[start]

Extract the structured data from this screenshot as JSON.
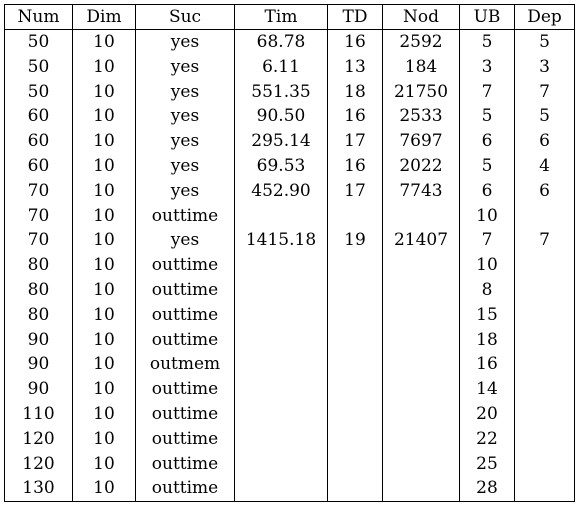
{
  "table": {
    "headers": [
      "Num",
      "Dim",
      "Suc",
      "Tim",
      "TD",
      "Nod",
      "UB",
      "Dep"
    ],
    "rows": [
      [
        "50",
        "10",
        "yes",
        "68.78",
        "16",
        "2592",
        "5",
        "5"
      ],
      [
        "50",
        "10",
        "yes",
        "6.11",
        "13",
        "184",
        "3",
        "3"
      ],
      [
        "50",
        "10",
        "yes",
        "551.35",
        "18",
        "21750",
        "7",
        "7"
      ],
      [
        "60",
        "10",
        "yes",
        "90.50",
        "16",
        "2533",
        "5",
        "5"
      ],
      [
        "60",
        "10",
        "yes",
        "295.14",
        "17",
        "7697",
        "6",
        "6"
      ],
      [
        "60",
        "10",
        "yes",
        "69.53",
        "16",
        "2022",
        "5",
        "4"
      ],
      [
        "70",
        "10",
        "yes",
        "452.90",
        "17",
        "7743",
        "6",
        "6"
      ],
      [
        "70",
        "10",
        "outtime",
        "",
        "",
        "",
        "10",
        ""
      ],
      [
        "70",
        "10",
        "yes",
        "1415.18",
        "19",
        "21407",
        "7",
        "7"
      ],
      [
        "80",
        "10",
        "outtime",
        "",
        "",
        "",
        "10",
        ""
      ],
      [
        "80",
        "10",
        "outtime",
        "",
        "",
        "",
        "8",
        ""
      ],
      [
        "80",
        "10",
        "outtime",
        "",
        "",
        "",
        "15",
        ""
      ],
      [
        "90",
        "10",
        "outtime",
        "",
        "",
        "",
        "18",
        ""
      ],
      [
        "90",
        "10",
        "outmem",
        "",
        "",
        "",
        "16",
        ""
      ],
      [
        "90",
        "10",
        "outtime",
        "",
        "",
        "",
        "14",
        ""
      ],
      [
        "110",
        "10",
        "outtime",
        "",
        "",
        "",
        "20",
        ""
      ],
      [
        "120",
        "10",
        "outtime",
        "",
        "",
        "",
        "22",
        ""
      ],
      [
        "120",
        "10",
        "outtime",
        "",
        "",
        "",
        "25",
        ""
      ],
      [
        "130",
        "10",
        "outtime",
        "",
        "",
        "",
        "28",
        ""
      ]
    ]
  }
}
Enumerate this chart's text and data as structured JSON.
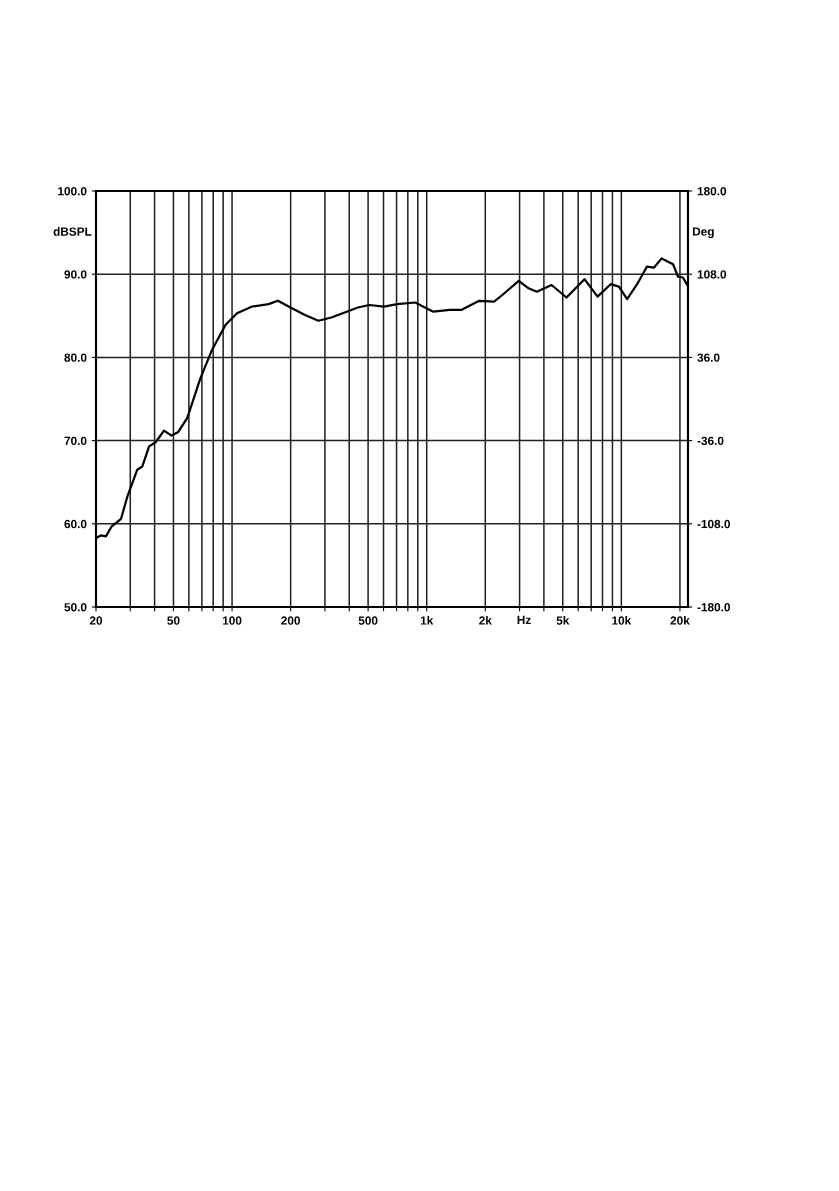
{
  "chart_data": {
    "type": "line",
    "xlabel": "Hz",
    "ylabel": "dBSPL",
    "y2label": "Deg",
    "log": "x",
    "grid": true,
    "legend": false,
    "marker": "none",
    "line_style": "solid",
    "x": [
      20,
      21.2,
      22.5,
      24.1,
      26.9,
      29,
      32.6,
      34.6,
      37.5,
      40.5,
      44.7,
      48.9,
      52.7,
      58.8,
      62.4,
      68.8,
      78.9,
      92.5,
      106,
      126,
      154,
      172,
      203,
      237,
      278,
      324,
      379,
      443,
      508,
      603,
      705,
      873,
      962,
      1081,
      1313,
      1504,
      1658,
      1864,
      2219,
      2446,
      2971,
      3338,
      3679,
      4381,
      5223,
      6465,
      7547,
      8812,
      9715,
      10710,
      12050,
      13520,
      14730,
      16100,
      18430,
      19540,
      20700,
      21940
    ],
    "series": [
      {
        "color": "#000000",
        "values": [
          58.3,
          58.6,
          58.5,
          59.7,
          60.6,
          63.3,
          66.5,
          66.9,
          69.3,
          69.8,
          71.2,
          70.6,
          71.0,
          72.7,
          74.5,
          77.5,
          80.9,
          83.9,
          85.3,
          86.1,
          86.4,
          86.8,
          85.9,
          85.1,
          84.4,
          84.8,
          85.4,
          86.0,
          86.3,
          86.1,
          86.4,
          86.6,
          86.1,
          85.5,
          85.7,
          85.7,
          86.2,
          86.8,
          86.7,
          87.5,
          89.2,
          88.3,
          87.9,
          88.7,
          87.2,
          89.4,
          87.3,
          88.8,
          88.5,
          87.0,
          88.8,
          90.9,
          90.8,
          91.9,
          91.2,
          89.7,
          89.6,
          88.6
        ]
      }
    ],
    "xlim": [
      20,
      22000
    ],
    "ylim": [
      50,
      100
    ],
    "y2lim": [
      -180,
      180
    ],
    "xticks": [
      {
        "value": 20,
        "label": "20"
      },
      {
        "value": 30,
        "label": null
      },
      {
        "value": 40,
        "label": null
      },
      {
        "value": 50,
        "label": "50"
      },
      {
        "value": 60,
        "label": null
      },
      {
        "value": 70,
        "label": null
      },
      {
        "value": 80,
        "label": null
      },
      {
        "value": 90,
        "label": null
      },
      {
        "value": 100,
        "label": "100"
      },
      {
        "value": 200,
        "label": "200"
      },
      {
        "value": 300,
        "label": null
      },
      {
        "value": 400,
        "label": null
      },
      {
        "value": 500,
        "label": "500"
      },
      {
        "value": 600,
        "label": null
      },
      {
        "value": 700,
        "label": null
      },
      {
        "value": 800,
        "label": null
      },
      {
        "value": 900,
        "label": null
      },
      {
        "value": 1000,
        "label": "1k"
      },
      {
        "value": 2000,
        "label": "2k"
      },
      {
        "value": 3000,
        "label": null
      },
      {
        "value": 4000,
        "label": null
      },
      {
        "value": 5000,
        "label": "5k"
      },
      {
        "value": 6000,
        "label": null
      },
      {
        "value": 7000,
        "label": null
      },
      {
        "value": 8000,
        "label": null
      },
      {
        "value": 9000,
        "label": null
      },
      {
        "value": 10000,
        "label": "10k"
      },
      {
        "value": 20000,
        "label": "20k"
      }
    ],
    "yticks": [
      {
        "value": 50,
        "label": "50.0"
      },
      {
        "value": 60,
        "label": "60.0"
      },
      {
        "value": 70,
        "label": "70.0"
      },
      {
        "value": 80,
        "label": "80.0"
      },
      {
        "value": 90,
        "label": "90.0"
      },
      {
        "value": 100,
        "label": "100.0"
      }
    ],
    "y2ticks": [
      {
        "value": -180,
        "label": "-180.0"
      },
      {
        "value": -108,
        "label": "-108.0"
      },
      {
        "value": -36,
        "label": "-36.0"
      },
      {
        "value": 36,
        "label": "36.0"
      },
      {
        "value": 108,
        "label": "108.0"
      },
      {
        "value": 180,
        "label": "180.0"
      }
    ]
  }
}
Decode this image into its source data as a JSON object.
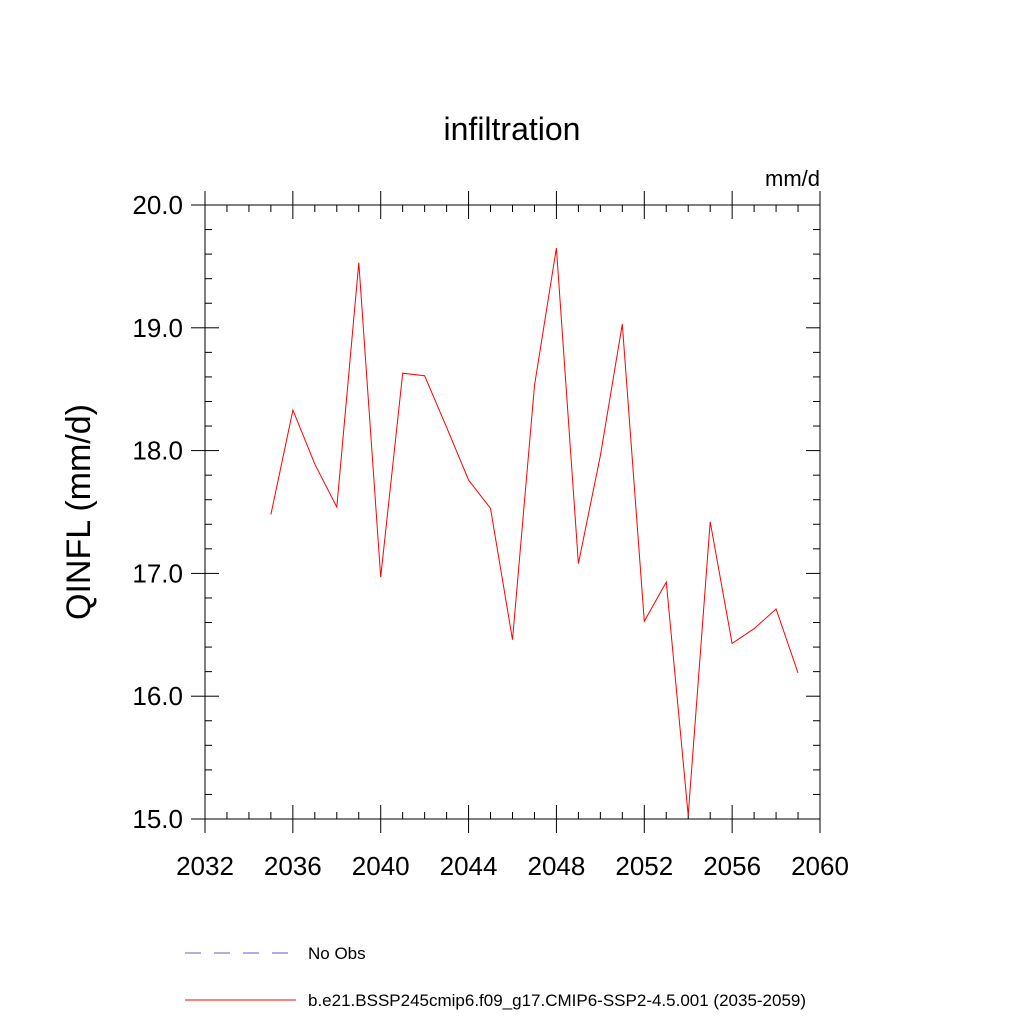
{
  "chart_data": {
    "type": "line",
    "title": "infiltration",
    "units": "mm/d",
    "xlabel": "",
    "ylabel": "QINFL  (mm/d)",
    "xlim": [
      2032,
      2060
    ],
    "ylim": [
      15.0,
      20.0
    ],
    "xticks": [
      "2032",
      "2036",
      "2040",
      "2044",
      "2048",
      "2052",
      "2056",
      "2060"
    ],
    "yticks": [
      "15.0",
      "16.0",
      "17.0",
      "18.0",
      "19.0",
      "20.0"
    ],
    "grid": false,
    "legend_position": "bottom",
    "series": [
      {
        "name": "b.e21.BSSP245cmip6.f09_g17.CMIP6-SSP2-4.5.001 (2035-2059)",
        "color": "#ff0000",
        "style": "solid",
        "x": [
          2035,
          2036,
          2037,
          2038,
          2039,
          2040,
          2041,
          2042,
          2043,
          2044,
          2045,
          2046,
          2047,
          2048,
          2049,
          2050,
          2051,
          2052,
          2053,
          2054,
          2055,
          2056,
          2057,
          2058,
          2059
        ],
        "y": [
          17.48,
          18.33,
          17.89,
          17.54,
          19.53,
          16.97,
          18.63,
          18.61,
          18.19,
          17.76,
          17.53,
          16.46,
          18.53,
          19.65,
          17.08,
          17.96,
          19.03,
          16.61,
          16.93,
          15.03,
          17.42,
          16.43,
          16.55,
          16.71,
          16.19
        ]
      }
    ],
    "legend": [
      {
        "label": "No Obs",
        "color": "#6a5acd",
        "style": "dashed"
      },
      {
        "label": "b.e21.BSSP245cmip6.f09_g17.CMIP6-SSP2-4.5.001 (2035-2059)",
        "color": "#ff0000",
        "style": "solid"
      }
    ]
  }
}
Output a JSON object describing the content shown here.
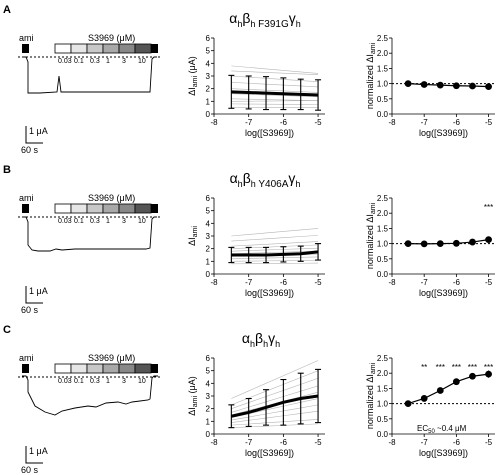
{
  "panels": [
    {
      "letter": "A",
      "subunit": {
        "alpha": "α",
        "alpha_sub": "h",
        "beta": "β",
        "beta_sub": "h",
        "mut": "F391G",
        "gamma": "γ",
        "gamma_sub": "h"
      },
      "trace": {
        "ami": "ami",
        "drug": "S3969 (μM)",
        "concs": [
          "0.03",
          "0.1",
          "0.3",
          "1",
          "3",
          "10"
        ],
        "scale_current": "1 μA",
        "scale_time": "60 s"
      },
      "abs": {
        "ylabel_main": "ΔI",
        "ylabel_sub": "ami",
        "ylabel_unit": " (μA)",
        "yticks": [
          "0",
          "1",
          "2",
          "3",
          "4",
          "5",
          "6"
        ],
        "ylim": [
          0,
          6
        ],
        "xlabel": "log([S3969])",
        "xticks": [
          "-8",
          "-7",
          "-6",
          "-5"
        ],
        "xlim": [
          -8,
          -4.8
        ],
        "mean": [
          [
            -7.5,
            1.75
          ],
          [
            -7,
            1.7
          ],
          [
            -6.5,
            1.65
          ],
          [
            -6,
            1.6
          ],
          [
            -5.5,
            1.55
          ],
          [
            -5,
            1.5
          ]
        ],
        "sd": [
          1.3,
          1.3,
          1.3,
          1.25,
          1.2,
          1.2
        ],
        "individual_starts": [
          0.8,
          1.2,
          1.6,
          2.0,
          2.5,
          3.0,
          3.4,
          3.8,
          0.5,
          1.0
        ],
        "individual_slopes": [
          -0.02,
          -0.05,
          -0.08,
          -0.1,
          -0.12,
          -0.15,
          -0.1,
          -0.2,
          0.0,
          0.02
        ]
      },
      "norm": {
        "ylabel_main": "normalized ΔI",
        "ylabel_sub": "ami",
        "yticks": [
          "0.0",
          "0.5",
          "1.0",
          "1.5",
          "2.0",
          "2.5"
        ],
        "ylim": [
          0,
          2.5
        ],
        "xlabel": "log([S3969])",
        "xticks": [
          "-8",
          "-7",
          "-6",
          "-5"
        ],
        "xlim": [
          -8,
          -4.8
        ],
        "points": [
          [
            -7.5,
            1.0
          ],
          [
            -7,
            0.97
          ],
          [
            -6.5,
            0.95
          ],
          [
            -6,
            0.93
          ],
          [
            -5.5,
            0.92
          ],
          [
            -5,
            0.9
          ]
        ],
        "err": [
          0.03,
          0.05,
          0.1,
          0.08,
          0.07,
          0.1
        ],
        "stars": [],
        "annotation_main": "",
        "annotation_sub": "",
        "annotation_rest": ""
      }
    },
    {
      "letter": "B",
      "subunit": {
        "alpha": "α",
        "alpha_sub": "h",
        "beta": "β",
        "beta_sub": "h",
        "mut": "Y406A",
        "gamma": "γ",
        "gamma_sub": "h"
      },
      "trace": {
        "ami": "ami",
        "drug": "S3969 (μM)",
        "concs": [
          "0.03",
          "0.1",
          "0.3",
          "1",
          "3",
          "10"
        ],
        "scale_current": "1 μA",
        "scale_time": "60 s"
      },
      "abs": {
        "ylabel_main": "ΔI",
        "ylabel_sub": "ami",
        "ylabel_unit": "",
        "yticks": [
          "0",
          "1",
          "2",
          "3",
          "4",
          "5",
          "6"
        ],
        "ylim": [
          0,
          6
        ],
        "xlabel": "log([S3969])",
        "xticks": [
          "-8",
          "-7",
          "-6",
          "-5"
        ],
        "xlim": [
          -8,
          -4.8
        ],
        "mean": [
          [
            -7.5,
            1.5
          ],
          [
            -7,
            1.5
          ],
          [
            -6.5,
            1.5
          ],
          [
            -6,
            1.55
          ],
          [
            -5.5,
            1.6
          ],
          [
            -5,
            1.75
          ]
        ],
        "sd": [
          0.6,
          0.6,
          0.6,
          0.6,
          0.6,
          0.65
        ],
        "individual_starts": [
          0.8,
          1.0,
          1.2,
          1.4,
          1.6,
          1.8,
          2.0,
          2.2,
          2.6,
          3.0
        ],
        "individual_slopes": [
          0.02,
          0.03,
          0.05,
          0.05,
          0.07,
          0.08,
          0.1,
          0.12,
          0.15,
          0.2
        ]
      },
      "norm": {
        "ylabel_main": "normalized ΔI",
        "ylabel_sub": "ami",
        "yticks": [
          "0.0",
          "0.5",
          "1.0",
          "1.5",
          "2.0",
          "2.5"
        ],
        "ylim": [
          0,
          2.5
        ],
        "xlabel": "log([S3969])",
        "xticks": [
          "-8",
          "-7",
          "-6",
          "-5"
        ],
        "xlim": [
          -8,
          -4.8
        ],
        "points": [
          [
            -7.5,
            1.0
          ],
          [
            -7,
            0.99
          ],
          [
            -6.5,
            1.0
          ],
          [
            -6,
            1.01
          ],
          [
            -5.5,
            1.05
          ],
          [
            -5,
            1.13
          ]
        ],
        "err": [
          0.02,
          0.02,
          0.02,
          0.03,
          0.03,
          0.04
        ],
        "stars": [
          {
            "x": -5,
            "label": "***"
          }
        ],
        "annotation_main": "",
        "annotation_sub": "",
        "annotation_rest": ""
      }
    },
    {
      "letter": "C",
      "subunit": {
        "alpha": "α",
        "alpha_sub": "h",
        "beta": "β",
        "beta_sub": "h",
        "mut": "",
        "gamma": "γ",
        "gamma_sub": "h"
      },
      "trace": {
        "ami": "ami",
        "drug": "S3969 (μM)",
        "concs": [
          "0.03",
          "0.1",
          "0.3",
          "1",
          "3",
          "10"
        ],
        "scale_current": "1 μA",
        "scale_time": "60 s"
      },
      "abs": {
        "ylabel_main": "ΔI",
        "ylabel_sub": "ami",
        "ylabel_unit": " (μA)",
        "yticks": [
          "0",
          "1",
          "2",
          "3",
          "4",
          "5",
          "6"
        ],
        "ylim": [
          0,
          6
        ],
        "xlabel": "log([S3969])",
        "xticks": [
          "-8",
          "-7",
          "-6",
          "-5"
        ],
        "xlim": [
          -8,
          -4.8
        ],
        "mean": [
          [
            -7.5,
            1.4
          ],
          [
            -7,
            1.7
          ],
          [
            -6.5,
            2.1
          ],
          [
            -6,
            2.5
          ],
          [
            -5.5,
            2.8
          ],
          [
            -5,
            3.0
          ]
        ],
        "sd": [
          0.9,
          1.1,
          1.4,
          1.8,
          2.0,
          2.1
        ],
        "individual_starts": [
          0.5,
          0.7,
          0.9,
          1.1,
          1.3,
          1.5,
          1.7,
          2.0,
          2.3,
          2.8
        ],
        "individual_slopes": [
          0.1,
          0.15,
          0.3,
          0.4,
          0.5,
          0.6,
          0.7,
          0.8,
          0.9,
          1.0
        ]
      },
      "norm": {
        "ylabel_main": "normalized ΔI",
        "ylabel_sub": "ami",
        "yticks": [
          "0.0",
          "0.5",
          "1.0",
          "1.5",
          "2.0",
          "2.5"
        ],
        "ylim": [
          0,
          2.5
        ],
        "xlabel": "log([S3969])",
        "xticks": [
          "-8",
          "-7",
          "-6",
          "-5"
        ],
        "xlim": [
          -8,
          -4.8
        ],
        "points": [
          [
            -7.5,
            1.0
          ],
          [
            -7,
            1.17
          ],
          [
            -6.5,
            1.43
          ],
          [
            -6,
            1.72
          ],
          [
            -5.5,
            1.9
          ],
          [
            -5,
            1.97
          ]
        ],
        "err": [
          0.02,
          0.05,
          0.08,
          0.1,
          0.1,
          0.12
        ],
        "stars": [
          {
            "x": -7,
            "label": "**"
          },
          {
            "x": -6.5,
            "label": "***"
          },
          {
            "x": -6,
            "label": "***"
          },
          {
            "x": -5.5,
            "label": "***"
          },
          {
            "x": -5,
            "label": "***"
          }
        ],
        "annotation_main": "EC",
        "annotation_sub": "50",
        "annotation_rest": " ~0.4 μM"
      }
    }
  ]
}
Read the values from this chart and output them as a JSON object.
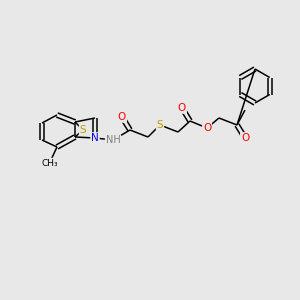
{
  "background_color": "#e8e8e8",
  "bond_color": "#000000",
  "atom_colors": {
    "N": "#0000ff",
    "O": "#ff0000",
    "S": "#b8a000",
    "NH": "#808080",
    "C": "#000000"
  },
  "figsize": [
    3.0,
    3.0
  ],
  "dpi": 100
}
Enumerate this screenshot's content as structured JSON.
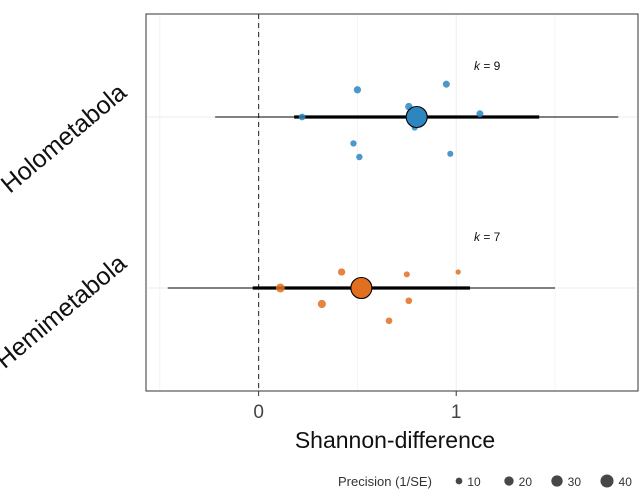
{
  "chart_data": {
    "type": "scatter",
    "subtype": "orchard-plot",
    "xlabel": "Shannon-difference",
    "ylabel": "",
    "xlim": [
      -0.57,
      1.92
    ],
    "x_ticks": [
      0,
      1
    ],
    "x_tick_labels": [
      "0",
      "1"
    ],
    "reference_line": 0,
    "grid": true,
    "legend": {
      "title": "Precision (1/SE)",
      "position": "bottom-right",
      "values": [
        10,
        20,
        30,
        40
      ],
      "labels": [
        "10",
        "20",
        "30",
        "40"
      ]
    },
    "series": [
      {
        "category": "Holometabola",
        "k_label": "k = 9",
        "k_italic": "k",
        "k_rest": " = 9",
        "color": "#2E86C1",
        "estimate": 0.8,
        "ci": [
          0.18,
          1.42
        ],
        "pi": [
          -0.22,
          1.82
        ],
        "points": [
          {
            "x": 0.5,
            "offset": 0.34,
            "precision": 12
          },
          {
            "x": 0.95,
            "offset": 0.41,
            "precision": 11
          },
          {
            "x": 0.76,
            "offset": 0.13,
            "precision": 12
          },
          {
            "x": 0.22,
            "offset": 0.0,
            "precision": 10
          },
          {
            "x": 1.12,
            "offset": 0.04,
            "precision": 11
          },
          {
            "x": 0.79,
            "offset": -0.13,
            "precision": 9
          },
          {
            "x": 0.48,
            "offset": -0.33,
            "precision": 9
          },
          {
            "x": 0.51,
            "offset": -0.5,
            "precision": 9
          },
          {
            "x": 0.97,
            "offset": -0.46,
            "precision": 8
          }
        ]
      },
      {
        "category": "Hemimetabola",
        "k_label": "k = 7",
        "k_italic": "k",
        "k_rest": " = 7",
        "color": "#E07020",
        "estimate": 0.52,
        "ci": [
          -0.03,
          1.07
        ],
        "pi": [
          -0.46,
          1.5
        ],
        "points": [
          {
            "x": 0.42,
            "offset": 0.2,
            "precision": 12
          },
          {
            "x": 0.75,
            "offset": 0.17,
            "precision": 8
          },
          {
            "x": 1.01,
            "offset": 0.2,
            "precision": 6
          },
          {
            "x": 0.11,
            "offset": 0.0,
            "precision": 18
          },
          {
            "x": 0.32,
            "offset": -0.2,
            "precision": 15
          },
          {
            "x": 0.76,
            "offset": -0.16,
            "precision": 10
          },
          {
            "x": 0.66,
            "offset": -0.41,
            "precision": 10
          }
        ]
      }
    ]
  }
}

[end]

Whichever lines contain the string "from", select and copy them.

Extract the structured data from this screenshot as JSON.
Read the values from this chart and output them as a JSON object.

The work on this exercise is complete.